Type the records out again in full, exactly.

--- Start Records to process ---

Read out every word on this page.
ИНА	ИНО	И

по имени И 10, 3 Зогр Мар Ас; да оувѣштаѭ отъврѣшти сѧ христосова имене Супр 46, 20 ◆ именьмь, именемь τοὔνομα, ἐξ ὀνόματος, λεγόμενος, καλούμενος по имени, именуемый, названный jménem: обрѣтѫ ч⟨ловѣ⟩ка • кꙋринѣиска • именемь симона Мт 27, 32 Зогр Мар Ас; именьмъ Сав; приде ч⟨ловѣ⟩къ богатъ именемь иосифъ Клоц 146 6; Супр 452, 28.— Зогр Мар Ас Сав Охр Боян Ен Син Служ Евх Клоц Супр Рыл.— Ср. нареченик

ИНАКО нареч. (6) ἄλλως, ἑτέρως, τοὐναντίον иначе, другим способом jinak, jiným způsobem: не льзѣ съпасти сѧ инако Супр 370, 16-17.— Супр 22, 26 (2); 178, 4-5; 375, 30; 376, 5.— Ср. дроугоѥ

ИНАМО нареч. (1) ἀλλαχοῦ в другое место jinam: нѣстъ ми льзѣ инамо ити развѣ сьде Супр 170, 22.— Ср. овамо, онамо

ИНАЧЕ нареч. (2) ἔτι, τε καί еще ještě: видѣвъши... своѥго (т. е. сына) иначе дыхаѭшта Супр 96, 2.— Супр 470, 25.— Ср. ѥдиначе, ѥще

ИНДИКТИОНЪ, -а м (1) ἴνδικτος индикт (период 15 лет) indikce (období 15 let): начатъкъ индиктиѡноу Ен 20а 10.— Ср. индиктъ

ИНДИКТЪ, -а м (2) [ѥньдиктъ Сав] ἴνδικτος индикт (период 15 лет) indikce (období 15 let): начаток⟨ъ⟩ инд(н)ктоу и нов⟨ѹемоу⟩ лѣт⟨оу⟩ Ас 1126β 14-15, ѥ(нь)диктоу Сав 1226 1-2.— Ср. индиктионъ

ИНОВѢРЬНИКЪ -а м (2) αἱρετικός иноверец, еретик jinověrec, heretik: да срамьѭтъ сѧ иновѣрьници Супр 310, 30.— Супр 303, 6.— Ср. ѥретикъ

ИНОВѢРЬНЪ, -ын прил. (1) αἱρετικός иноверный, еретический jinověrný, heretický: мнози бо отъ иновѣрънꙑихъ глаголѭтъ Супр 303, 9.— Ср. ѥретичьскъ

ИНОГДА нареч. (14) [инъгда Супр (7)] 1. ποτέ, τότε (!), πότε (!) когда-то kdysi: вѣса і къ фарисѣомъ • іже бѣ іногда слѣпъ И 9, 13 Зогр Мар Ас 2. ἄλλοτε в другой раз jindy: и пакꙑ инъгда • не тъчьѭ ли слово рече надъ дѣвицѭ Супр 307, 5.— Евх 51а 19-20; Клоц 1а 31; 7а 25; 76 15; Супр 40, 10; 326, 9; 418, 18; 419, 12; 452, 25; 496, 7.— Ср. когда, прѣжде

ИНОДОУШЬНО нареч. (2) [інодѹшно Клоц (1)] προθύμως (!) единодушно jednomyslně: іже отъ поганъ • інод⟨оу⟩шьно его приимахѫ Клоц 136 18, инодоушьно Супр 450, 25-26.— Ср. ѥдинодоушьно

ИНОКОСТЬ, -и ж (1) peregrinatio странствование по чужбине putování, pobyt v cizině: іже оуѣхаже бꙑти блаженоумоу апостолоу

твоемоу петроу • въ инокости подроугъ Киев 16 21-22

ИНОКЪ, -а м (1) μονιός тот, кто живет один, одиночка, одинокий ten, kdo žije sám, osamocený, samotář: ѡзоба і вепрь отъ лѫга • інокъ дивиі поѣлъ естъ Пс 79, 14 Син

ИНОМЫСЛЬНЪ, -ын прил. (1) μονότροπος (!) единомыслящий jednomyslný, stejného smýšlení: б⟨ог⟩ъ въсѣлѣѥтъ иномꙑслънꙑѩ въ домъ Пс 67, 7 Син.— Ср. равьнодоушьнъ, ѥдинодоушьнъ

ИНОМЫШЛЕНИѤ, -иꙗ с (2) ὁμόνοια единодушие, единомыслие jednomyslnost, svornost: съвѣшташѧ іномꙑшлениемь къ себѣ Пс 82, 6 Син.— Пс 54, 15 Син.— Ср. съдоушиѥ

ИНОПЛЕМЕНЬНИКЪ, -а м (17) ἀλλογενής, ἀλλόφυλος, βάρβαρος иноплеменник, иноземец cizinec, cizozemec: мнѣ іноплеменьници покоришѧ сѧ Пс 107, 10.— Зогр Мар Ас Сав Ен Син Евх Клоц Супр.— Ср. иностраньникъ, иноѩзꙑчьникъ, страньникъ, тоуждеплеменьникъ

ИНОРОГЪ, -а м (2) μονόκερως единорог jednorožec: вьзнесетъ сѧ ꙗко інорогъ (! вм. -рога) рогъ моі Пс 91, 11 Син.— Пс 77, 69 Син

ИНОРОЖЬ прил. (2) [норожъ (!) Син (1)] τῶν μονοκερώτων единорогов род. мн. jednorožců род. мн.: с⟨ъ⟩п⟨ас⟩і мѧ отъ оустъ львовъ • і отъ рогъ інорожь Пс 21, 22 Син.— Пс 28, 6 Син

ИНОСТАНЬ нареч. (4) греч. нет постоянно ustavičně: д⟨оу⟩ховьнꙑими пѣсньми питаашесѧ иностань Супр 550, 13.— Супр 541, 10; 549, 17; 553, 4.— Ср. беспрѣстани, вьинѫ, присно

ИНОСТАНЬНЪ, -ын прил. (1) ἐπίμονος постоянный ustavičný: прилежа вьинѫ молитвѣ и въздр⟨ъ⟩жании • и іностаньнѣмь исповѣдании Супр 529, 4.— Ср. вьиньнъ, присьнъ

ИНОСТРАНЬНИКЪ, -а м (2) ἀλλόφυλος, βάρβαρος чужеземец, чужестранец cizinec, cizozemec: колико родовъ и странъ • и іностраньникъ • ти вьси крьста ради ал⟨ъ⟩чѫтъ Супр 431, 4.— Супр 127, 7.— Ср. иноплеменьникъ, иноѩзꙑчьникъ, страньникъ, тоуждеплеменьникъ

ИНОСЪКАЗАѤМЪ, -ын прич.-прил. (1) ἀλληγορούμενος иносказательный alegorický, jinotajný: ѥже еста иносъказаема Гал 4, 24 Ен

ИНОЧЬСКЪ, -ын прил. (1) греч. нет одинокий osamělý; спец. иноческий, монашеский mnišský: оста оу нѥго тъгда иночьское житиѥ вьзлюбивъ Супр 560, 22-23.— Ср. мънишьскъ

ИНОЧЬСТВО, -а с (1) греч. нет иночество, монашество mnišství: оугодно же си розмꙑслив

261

--- End Records to process ---

Solution below:
Read out every word on this page.
ИНА	ИНО	И

по имени И 10, 3 Зогр Мар Ас; да оувѣштаѭ отъврѣшти сѧ христосова имене Супр 46, 20 ◆ именьмь, именемь τοὔνομα, ἐξ ὀνόματος, λεγόμενος, καλούμενος по имени, именуемый, названный jménem: обрѣтѫ ч⟨ловѣ⟩ка • кꙋринѣиска • именемь симона Мт 27, 32 Зогр Мар Ас; именьмъ Сав; приде ч⟨ловѣ⟩къ богатъ именемь иосифъ Клоц 146 6; Супр 452, 28.— Зогр Мар Ас Сав Охр Боян Ен Син Служ Евх Клоц Супр Рыл.— Ср. нареченик

ИНАКО нареч. (6) ἄλλως, ἑτέρως, τοὐναντίον иначе, другим способом jinak, jiným způsobem: не льзѣ съпасти сѧ инако Супр 370, 16-17.— Супр 22, 26 (2); 178, 4-5; 375, 30; 376, 5.— Ср. дроугоѥ

ИНАМО нареч. (1) ἀλλαχοῦ в другое место jinam: нѣстъ ми льзѣ инамо ити развѣ сьде Супр 170, 22.— Ср. овамо, онамо

ИНАЧЕ нареч. (2) ἔτι, τε καί еще ještě: видѣвъши... своѥго (т. е. сына) иначе дыхаѭшта Супр 96, 2.— Супр 470, 25.— Ср. ѥдиначе, ѥще

ИНДИКТИОНЪ, -а м (1) ἴνδικτος индикт (период 15 лет) indikce (období 15 let): начатъкъ индиктиѡноу Ен 20а 10.— Ср. индиктъ

ИНДИКТЪ, -а м (2) [ѥньдиктъ Сав] ἴνδικτος индикт (период 15 лет) indikce (období 15 let): начаток⟨ъ⟩ инд(н)ктоу и нов⟨ѹемоу⟩ лѣт⟨оу⟩ Ас 1126β 14-15, ѥ(нь)диктоу Сав 1226 1-2.— Ср. индиктионъ

ИНОВѢРЬНИКЪ -а м (2) αἱρετικός иноверец, еретик jinověrec, heretik: да срамьѭтъ сѧ иновѣрьници Супр 310, 30.— Супр 303, 6.— Ср. ѥретикъ

ИНОВѢРЬНЪ, -ын прил. (1) αἱρετικός иноверный, еретический jinověrný, heretický: мнози бо отъ иновѣрънꙑихъ глаголѭтъ Супр 303, 9.— Ср. ѥретичьскъ

ИНОГДА нареч. (14) [инъгда Супр (7)] 1. ποτέ, τότε (!), πότε (!) когда-то kdysi: вѣса і къ фарисѣомъ • іже бѣ іногда слѣпъ И 9, 13 Зогр Мар Ас 2. ἄλλοτε в другой раз jindy: и пакꙑ инъгда • не тъчьѭ ли слово рече надъ дѣвицѭ Супр 307, 5.— Евх 51а 19-20; Клоц 1а 31; 7а 25; 76 15; Супр 40, 10; 326, 9; 418, 18; 419, 12; 452, 25; 496, 7.— Ср. когда, прѣжде

ИНОДОУШЬНО нареч. (2) [інодѹшно Клоц (1)] προθύμως (!) единодушно jednomyslně: іже отъ поганъ • інод⟨оу⟩шьно его приимахѫ Клоц 136 18, инодоушьно Супр 450, 25-26.— Ср. ѥдинодоушьно

ИНОКОСТЬ, -и ж (1) peregrinatio странствование по чужбине putování, pobyt v cizině: іже оуѣхаже бꙑти блаженоумоу апостолоу

твоемоу петроу • въ инокости подроугъ Киев 16 21-22

ИНОКЪ, -а м (1) μονιός тот, кто живет один, одиночка, одинокий ten, kdo žije sám, osamocený, samotář: ѡзоба і вепрь отъ лѫга • інокъ дивиі поѣлъ естъ Пс 79, 14 Син

ИНОМЫСЛЬНЪ, -ын прил. (1) μονότροπος (!) единомыслящий jednomyslný, stejného smýšlení: б⟨ог⟩ъ въсѣлѣѥтъ иномꙑслънꙑѩ въ домъ Пс 67, 7 Син.— Ср. равьнодоушьнъ, ѥдинодоушьнъ

ИНОМЫШЛЕНИѤ, -иꙗ с (2) ὁμόνοια единодушие, единомыслие jednomyslnost, svornost: съвѣшташѧ іномꙑшлениемь къ себѣ Пс 82, 6 Син.— Пс 54, 15 Син.— Ср. съдоушиѥ

ИНОПЛЕМЕНЬНИКЪ, -а м (17) ἀλλογενής, ἀλλόφυλος, βάρβαρος иноплеменник, иноземец cizinec, cizozemec: мнѣ іноплеменьници покоришѧ сѧ Пс 107, 10.— Зогр Мар Ас Сав Ен Син Евх Клоц Супр.— Ср. иностраньникъ, иноѩзꙑчьникъ, страньникъ, тоуждеплеменьникъ

ИНОРОГЪ, -а м (2) μονόκερως единорог jednorožec: вьзнесетъ сѧ ꙗко інорогъ (! вм. -рога) рогъ моі Пс 91, 11 Син.— Пс 77, 69 Син

ИНОРОЖЬ прил. (2) [норожъ (!) Син (1)] τῶν μονοκερώτων единорогов род. мн. jednorožců род. мн.: с⟨ъ⟩п⟨ас⟩і мѧ отъ оустъ львовъ • і отъ рогъ інорожь Пс 21, 22 Син.— Пс 28, 6 Син

ИНОСТАНЬ нареч. (4) греч. нет постоянно ustavičně: д⟨оу⟩ховьнꙑими пѣсньми питаашесѧ иностань Супр 550, 13.— Супр 541, 10; 549, 17; 553, 4.— Ср. беспрѣстани, вьинѫ, присно

ИНОСТАНЬНЪ, -ын прил. (1) ἐπίμονος постоянный ustavičný: прилежа вьинѫ молитвѣ и въздр⟨ъ⟩жании • и іностаньнѣмь исповѣдании Супр 529, 4.— Ср. вьиньнъ, присьнъ

ИНОСТРАНЬНИКЪ, -а м (2) ἀλλόφυλος, βάρβαρος чужеземец, чужестранец cizinec, cizozemec: колико родовъ и странъ • и іностраньникъ • ти вьси крьста ради ал⟨ъ⟩чѫтъ Супр 431, 4.— Супр 127, 7.— Ср. иноплеменьникъ, иноѩзꙑчьникъ, страньникъ, тоуждеплеменьникъ

ИНОСЪКАЗАѤМЪ, -ын прич.-прил. (1) ἀλληγορούμενος иносказательный alegorický, jinotajný: ѥже еста иносъказаема Гал 4, 24 Ен

ИНОЧЬСКЪ, -ын прил. (1) греч. нет одинокий osamělý; спец. иноческий, монашеский mnišský: оста оу нѥго тъгда иночьское житиѥ вьзлюбивъ Супр 560, 22-23.— Ср. мънишьскъ

ИНОЧЬСТВО, -а с (1) греч. нет иночество, монашество mnišství: оугодно же си розмꙑслив

261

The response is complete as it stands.